------ Extracted records

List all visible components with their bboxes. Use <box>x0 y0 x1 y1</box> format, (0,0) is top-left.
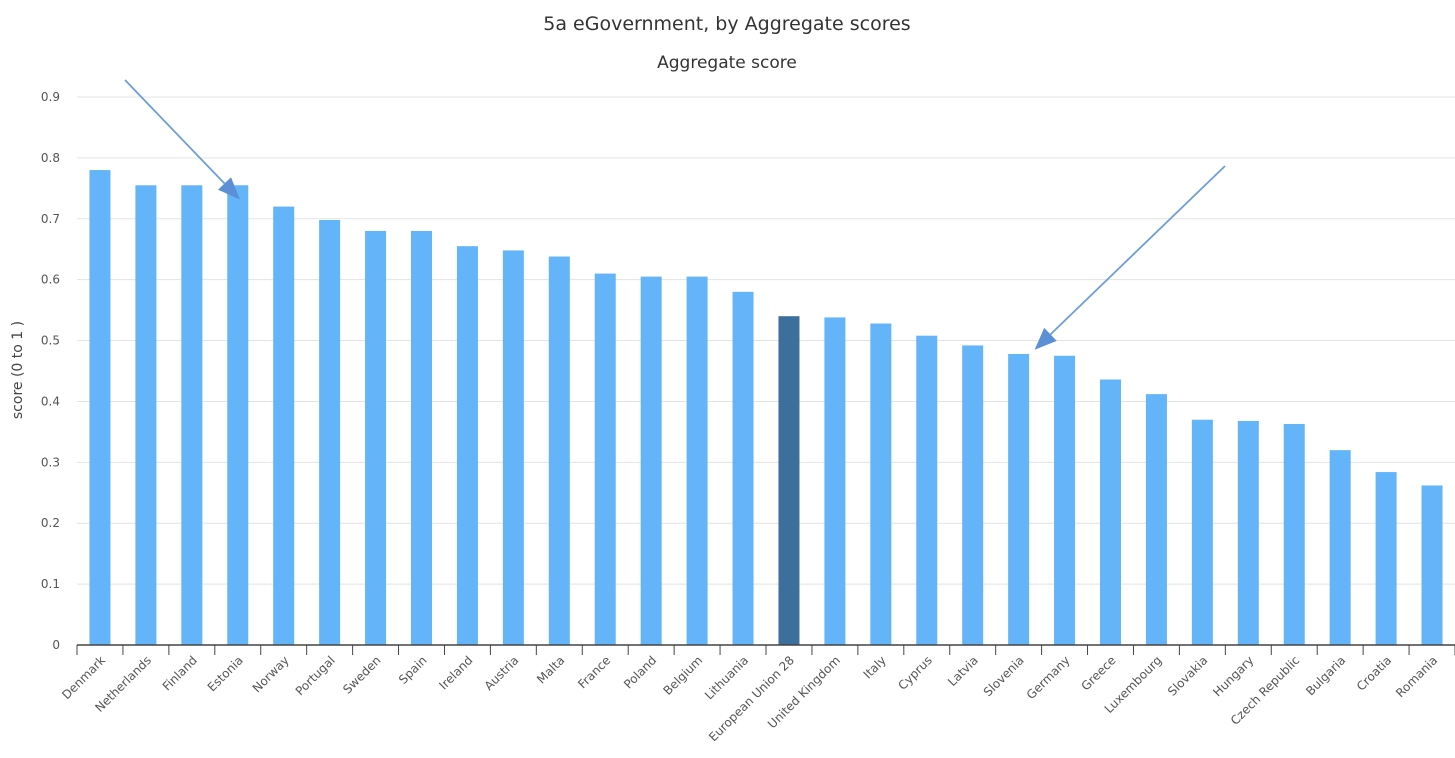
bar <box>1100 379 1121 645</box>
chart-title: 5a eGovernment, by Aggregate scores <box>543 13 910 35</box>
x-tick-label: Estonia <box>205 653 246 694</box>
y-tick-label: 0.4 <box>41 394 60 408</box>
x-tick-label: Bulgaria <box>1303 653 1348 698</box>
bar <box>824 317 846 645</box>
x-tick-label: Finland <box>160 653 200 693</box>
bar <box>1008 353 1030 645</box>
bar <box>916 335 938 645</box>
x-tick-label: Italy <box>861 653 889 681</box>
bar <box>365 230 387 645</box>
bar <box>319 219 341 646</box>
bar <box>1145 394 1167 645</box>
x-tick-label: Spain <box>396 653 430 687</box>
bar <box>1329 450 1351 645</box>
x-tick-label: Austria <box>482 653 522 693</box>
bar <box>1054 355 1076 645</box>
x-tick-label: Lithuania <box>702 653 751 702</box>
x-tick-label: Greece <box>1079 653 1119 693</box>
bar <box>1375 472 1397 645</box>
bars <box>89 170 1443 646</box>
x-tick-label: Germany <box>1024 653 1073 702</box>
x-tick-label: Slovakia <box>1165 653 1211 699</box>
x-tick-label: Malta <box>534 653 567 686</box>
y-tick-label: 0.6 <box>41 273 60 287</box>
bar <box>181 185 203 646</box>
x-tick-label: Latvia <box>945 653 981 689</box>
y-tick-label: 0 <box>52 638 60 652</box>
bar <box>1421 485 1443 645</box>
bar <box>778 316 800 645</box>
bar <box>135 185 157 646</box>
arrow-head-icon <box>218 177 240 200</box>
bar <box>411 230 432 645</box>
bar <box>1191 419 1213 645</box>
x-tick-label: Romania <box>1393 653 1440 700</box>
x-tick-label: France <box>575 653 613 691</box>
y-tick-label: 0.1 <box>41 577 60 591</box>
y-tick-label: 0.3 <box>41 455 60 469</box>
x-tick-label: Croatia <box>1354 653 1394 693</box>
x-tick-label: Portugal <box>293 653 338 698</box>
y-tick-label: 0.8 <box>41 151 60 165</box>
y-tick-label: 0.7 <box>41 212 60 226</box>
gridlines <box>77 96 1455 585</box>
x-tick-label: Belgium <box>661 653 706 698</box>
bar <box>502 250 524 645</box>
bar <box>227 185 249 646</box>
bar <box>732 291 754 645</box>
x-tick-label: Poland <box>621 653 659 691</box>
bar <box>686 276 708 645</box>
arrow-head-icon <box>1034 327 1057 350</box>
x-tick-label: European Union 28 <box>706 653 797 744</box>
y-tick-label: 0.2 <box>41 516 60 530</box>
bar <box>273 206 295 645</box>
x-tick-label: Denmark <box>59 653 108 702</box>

------------

Exercise —
Copy the rows above word for word, leaving out the picture.

Expected answer —
List all visible components with their bboxes. Use <box>x0 y0 x1 y1</box> format, (0,0) is top-left.
bar <box>1100 379 1121 645</box>
chart-title: 5a eGovernment, by Aggregate scores <box>543 13 910 35</box>
x-tick-label: Estonia <box>205 653 246 694</box>
y-tick-label: 0.4 <box>41 394 60 408</box>
x-tick-label: Bulgaria <box>1303 653 1348 698</box>
bar <box>824 317 846 645</box>
x-tick-label: Finland <box>160 653 200 693</box>
bar <box>1008 353 1030 645</box>
bar <box>916 335 938 645</box>
x-tick-label: Italy <box>861 653 889 681</box>
bar <box>365 230 387 645</box>
bar <box>319 219 341 646</box>
bar <box>1145 394 1167 645</box>
x-tick-label: Spain <box>396 653 430 687</box>
bar <box>1329 450 1351 645</box>
x-tick-label: Austria <box>482 653 522 693</box>
bar <box>1054 355 1076 645</box>
x-tick-label: Lithuania <box>702 653 751 702</box>
x-tick-label: Greece <box>1079 653 1119 693</box>
bar <box>1375 472 1397 645</box>
bars <box>89 170 1443 646</box>
x-tick-label: Germany <box>1024 653 1073 702</box>
x-tick-label: Slovakia <box>1165 653 1211 699</box>
x-tick-label: Malta <box>534 653 567 686</box>
y-tick-label: 0.6 <box>41 273 60 287</box>
bar <box>181 185 203 646</box>
x-tick-label: Latvia <box>945 653 981 689</box>
y-tick-label: 0 <box>52 638 60 652</box>
bar <box>1421 485 1443 645</box>
bar <box>778 316 800 645</box>
bar <box>135 185 157 646</box>
arrow-head-icon <box>218 177 240 200</box>
bar <box>411 230 432 645</box>
bar <box>1191 419 1213 645</box>
x-tick-label: Romania <box>1393 653 1440 700</box>
x-tick-label: France <box>575 653 613 691</box>
y-tick-label: 0.1 <box>41 577 60 591</box>
y-tick-label: 0.3 <box>41 455 60 469</box>
x-tick-label: Croatia <box>1354 653 1394 693</box>
x-tick-label: Portugal <box>293 653 338 698</box>
y-tick-label: 0.8 <box>41 151 60 165</box>
y-tick-label: 0.7 <box>41 212 60 226</box>
gridlines <box>77 96 1455 585</box>
x-tick-label: Belgium <box>661 653 706 698</box>
bar <box>502 250 524 645</box>
bar <box>227 185 249 646</box>
bar <box>732 291 754 645</box>
x-tick-label: Poland <box>621 653 659 691</box>
bar <box>686 276 708 645</box>
arrow-head-icon <box>1034 327 1057 350</box>
x-tick-label: European Union 28 <box>706 653 797 744</box>
y-tick-label: 0.2 <box>41 516 60 530</box>
bar <box>273 206 295 645</box>
x-tick-label: Denmark <box>59 653 108 702</box>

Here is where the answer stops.